— Begin STORED RECORDS —

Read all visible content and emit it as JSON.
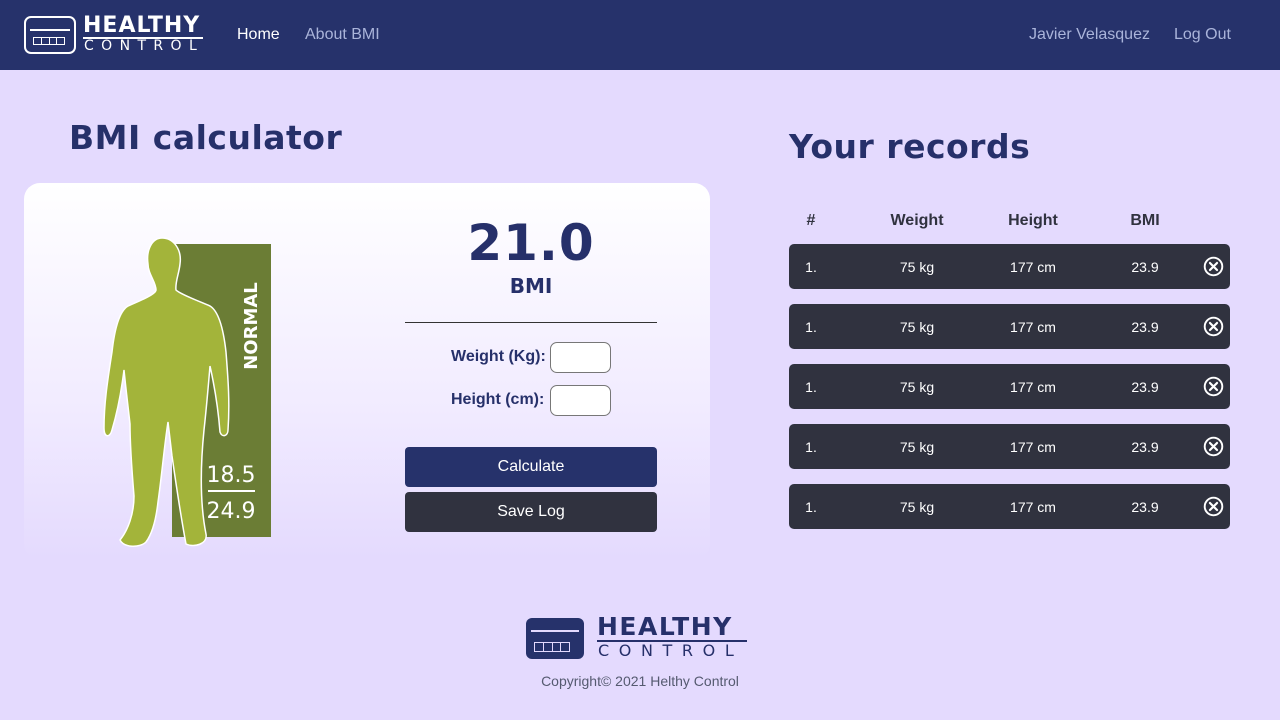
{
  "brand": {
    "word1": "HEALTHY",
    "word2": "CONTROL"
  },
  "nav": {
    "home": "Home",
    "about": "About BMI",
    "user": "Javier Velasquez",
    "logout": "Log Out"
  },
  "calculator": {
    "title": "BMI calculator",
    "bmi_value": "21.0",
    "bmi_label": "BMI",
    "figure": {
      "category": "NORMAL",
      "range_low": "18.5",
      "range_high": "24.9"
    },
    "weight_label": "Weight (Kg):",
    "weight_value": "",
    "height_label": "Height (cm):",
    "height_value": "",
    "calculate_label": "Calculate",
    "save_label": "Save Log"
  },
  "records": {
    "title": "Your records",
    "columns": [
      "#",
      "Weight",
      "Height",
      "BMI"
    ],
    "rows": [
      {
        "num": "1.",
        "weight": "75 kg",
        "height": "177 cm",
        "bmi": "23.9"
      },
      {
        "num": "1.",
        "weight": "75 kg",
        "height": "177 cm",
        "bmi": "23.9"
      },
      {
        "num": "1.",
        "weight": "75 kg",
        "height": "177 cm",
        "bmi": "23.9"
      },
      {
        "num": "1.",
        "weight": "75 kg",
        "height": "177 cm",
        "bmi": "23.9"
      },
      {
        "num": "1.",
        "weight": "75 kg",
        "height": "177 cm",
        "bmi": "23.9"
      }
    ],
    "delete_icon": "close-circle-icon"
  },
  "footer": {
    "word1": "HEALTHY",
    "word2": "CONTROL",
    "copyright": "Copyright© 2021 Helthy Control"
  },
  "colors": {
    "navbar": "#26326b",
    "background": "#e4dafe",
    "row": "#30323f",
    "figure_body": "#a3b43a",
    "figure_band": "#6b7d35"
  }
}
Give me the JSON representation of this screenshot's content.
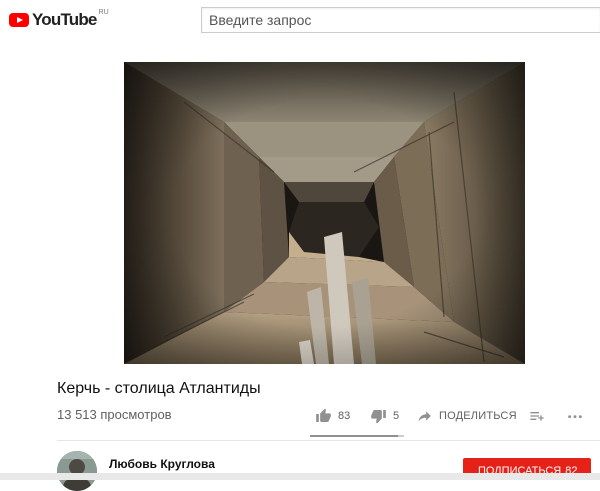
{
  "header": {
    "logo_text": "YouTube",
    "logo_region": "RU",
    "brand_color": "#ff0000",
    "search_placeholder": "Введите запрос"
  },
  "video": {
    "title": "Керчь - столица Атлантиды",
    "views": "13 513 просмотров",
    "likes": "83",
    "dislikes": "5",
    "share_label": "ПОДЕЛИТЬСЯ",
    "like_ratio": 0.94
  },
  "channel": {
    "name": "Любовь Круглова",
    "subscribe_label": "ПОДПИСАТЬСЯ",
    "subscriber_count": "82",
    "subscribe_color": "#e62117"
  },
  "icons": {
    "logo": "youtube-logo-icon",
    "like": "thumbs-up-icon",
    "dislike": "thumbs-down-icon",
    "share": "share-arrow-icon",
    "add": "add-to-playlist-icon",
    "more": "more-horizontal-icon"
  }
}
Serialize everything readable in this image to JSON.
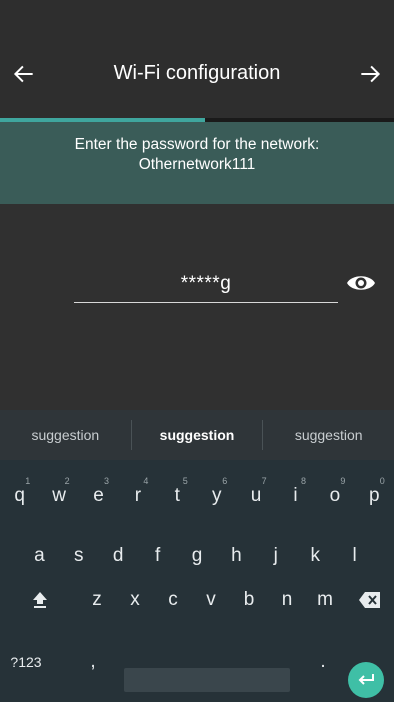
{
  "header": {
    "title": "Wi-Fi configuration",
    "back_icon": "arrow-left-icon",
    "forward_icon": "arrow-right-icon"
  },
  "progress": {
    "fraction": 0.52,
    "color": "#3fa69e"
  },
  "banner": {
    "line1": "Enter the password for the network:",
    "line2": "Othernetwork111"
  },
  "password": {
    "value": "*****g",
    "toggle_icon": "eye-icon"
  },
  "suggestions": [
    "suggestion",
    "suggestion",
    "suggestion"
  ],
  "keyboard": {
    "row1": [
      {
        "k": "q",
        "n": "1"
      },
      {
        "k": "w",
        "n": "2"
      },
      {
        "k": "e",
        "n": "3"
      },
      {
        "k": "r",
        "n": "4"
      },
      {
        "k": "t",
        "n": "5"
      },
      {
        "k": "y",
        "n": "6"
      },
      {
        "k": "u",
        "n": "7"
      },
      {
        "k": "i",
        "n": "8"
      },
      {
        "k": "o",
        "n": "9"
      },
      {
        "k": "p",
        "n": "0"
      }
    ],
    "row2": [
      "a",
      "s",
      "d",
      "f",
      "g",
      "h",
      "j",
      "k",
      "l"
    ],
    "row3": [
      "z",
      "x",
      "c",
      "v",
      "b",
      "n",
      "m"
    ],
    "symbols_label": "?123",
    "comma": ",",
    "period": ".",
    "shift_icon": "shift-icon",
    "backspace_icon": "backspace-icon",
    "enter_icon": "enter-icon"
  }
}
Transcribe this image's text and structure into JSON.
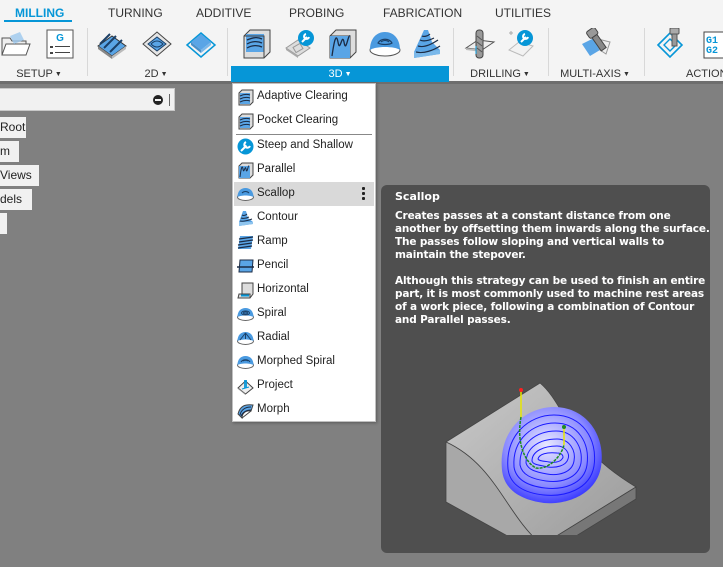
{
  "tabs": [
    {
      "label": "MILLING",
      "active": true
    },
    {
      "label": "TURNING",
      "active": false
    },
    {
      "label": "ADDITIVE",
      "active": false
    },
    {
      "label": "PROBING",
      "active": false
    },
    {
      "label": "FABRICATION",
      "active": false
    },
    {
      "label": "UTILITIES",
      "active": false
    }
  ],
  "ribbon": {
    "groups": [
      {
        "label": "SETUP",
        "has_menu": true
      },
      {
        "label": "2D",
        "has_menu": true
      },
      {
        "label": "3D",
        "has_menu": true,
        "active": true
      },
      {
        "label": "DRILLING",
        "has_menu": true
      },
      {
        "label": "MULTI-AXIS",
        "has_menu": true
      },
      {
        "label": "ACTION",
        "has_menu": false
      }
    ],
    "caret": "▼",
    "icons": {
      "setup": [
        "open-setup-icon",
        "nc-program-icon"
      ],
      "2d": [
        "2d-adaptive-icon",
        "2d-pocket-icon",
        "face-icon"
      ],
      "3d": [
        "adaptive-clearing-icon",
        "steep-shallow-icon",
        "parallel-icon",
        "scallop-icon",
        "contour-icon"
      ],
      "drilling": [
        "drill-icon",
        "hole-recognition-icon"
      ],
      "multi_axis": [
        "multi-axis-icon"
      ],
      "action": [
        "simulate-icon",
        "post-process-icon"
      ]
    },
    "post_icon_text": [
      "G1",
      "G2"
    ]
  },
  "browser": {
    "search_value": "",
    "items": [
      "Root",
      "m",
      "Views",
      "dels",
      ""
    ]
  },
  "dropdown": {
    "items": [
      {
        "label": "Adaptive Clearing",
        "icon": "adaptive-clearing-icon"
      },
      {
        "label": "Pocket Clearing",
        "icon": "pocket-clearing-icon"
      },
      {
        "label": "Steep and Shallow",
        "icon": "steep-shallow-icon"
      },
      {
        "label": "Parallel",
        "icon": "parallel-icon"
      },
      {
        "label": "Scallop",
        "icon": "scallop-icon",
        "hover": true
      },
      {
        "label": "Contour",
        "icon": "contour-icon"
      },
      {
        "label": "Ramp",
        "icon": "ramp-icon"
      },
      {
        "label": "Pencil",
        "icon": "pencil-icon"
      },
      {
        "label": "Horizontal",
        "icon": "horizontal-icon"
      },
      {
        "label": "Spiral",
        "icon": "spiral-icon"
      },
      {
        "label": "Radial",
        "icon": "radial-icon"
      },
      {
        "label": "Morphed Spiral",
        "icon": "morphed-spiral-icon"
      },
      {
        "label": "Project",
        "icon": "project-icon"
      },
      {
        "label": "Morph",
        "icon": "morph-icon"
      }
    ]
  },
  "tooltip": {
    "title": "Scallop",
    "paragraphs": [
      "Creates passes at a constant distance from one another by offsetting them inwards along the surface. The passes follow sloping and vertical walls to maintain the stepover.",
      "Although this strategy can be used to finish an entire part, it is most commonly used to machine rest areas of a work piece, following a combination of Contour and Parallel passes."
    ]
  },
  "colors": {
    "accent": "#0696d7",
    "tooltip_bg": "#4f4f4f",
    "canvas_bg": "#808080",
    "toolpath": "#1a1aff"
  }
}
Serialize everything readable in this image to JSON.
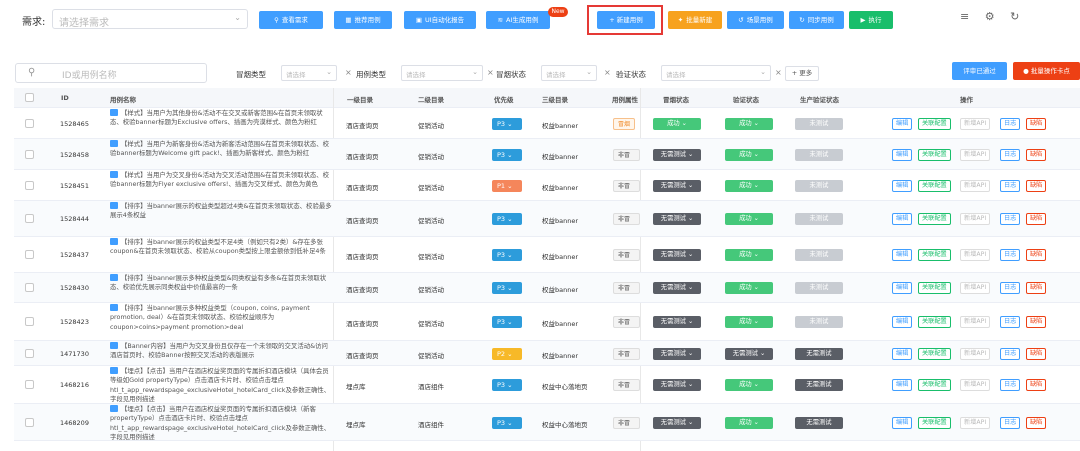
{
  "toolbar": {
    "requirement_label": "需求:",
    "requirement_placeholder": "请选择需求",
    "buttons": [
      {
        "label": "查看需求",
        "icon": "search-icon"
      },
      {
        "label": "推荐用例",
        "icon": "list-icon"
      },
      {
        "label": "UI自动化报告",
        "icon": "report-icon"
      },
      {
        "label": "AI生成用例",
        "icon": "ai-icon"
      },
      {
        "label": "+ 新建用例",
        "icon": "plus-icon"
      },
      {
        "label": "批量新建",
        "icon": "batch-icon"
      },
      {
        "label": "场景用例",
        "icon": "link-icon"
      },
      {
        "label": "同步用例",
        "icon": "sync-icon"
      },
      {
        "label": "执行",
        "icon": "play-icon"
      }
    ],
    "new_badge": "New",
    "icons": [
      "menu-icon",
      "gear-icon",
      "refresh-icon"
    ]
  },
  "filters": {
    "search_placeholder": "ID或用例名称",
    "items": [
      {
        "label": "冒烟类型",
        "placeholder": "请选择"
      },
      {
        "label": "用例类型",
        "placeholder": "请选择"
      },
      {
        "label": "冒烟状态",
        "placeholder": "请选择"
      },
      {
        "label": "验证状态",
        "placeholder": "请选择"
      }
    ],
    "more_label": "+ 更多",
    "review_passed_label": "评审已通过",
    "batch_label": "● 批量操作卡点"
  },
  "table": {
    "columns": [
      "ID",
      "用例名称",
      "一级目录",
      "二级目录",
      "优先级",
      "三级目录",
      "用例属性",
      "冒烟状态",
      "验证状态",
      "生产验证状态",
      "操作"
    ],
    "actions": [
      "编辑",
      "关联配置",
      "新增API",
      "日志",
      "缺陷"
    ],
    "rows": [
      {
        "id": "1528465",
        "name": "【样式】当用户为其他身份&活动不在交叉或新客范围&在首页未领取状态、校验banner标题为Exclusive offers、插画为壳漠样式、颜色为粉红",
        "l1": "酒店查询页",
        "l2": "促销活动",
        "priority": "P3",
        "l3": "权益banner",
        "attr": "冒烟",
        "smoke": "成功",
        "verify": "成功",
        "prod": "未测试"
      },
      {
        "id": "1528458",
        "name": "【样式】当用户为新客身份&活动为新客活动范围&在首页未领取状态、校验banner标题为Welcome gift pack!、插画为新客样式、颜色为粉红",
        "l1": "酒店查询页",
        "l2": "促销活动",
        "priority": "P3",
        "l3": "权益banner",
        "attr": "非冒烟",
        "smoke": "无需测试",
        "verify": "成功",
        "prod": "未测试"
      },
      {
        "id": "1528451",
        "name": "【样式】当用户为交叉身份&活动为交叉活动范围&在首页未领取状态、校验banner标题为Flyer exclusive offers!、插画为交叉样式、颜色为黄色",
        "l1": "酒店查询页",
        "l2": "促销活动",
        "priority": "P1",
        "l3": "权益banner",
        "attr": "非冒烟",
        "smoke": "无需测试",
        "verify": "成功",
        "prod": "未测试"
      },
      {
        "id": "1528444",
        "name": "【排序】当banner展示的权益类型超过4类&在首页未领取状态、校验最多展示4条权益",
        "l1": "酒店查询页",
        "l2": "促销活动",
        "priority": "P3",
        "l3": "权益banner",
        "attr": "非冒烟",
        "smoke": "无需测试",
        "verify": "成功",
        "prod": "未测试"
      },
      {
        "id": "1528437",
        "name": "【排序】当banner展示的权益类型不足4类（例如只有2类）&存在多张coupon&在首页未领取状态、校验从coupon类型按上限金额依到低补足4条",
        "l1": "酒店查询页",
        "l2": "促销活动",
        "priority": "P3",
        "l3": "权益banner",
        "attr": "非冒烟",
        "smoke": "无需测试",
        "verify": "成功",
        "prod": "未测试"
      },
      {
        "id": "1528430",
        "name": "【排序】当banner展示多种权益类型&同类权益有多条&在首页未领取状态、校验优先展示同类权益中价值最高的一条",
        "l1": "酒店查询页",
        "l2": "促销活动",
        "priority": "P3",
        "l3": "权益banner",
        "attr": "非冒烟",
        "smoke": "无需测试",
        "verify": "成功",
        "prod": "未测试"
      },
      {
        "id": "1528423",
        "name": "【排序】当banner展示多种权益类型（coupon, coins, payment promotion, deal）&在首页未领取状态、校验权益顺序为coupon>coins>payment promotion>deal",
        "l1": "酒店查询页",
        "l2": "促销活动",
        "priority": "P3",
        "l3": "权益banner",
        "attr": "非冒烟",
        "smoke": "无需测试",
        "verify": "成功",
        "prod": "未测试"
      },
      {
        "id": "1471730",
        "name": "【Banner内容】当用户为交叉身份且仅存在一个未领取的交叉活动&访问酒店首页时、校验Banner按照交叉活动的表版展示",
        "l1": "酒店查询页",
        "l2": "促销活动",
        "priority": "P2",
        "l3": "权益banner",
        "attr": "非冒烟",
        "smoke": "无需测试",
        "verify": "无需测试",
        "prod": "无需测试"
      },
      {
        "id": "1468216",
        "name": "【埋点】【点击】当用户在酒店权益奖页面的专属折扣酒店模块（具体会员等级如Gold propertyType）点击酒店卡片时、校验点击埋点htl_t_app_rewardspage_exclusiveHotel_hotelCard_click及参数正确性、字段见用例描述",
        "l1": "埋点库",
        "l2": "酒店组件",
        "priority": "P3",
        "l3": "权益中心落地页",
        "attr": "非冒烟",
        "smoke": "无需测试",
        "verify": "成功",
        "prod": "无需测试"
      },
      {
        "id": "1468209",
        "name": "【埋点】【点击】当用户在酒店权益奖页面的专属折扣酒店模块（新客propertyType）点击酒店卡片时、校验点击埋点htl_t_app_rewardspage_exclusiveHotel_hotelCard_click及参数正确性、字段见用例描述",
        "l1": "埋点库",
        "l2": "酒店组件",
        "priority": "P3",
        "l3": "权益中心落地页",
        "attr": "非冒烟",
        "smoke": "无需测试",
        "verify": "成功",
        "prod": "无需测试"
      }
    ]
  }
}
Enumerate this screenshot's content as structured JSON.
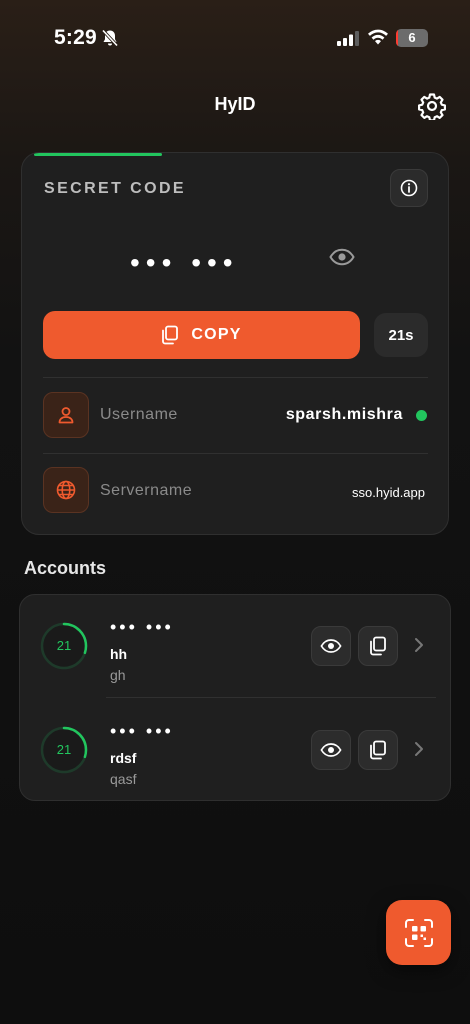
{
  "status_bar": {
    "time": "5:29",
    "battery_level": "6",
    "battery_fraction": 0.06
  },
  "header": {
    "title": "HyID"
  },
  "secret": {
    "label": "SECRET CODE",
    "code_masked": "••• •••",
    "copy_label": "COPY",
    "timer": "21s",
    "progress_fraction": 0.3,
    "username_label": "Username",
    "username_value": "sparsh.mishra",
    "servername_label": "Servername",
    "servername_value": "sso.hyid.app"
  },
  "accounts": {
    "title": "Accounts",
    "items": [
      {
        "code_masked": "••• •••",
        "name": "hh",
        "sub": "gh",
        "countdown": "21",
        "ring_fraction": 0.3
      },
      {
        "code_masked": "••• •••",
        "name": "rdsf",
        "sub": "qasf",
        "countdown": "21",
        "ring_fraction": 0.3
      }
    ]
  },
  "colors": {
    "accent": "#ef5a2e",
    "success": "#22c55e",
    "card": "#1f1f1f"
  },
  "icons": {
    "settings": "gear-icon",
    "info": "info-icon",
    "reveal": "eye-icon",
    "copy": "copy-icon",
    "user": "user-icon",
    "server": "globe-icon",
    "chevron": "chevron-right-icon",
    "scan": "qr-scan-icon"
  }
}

— End STORED RECORDS —

TASK DETAILS
Find how many lines hold the string "arrow", and state that number alone.

RESPONSE TO THIS TASK
3